» **THE PROBLEM**:
Please copy every line of the records below that holds the word "name".

» **Dataset rows**:
·····

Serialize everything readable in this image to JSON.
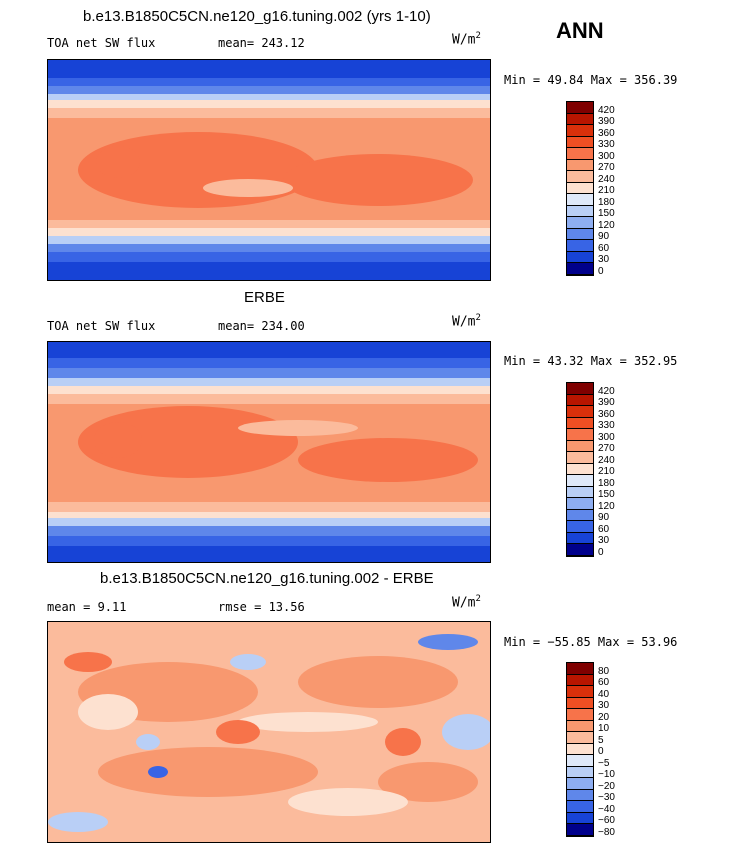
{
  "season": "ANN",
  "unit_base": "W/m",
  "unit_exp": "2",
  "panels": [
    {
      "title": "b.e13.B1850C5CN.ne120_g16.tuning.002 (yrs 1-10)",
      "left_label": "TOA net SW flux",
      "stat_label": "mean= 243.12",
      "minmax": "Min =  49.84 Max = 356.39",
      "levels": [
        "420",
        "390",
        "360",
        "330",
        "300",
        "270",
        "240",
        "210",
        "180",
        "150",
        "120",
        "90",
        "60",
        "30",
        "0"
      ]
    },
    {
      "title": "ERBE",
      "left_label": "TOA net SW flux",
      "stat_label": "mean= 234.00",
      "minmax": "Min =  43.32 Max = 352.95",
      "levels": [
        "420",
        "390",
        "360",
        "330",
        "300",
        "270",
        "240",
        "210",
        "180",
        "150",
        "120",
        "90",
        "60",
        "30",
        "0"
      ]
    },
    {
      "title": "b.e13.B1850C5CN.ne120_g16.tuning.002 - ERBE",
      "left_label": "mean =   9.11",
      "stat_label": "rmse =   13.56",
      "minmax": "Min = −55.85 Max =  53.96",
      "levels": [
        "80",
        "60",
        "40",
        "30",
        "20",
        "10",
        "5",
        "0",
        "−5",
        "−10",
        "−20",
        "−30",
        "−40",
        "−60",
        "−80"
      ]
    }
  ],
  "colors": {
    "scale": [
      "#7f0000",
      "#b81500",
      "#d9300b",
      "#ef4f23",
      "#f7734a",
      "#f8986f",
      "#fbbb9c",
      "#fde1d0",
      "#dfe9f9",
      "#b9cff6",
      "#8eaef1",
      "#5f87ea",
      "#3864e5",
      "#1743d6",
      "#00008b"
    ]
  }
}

·····

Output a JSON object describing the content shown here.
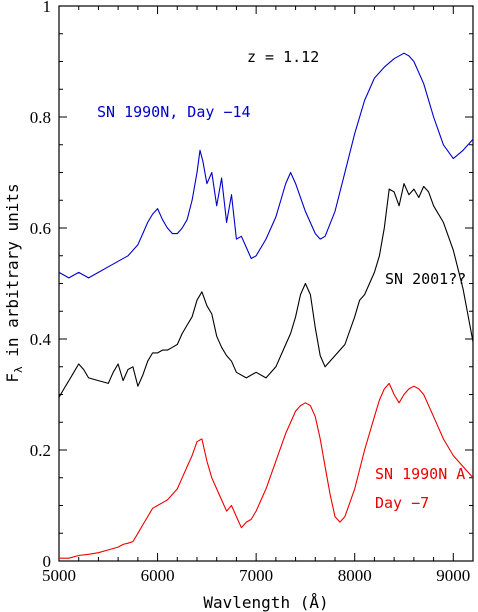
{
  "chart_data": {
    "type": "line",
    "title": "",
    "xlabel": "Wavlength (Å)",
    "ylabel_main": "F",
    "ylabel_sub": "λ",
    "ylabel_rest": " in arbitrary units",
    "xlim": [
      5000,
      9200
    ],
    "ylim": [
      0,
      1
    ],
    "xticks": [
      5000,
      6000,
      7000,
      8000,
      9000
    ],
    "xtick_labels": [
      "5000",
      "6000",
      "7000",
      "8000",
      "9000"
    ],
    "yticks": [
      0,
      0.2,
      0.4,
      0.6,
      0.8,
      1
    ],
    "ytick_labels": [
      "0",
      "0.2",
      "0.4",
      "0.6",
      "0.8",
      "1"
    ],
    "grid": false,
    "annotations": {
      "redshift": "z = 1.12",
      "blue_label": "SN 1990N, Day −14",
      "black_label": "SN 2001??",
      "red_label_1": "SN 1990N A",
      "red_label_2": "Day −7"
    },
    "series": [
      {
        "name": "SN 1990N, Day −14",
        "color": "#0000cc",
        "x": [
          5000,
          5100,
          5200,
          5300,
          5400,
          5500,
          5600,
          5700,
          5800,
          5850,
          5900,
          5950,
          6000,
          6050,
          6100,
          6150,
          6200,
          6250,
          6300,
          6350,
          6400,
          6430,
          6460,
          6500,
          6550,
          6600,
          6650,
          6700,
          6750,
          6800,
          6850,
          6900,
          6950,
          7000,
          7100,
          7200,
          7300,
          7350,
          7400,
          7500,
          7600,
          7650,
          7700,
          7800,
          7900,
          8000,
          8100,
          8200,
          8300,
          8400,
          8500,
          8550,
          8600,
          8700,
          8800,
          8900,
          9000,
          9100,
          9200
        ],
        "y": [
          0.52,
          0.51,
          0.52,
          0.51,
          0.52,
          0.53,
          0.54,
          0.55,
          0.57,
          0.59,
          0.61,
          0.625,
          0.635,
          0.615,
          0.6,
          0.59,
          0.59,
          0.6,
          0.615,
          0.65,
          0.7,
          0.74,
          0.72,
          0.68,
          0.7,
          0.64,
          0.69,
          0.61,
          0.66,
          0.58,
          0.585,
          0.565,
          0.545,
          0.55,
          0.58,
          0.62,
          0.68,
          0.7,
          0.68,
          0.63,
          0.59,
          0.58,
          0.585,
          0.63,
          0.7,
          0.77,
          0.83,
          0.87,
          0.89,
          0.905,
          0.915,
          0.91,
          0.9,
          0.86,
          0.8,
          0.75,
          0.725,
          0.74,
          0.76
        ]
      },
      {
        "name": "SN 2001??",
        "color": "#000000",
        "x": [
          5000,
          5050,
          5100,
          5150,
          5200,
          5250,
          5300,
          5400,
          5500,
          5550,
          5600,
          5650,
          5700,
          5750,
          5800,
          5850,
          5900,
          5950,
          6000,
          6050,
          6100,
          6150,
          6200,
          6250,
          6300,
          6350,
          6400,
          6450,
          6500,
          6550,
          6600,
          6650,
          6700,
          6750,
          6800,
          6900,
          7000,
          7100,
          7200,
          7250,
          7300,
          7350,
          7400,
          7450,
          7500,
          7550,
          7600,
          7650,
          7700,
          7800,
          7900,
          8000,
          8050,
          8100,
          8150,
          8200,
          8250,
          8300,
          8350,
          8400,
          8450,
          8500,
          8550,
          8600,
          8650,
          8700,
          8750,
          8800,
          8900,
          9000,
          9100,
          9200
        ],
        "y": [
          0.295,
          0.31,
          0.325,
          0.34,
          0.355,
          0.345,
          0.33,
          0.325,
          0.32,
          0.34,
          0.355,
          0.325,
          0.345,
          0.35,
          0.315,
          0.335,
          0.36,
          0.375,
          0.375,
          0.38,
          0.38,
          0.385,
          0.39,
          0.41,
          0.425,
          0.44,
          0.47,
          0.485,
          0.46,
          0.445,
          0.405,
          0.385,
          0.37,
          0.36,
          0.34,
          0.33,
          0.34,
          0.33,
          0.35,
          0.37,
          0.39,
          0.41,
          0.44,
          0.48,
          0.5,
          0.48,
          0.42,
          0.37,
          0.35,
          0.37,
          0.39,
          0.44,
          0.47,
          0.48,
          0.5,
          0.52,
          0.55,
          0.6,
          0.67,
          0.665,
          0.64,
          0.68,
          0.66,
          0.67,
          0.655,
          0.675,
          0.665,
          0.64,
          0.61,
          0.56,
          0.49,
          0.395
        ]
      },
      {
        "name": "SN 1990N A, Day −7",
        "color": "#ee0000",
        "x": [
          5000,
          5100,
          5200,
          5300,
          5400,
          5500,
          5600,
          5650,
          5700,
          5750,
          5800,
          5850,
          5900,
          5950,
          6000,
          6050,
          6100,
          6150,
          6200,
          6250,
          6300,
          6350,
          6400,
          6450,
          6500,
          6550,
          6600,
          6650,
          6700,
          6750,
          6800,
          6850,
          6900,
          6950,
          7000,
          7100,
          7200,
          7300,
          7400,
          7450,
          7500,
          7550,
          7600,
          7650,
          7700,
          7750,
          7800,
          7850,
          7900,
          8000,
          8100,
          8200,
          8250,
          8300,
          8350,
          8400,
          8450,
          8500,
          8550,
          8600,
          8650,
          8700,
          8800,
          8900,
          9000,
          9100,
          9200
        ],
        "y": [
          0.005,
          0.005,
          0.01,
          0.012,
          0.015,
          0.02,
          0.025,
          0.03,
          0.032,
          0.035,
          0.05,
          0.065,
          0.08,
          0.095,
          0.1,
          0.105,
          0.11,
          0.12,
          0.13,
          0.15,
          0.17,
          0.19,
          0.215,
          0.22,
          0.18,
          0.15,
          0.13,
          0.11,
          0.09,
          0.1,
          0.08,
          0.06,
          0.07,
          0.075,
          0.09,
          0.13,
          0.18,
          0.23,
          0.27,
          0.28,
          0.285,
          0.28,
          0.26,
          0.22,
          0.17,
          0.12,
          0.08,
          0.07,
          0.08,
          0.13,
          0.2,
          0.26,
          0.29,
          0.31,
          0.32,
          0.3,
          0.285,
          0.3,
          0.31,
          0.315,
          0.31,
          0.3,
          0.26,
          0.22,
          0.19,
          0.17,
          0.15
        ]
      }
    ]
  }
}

·····

» **THE RESPONSE**:
        "name": "SN 1990N, Day −14",
        "name": "SN 2001??",
        "name": "SN 1990N A, Day −7",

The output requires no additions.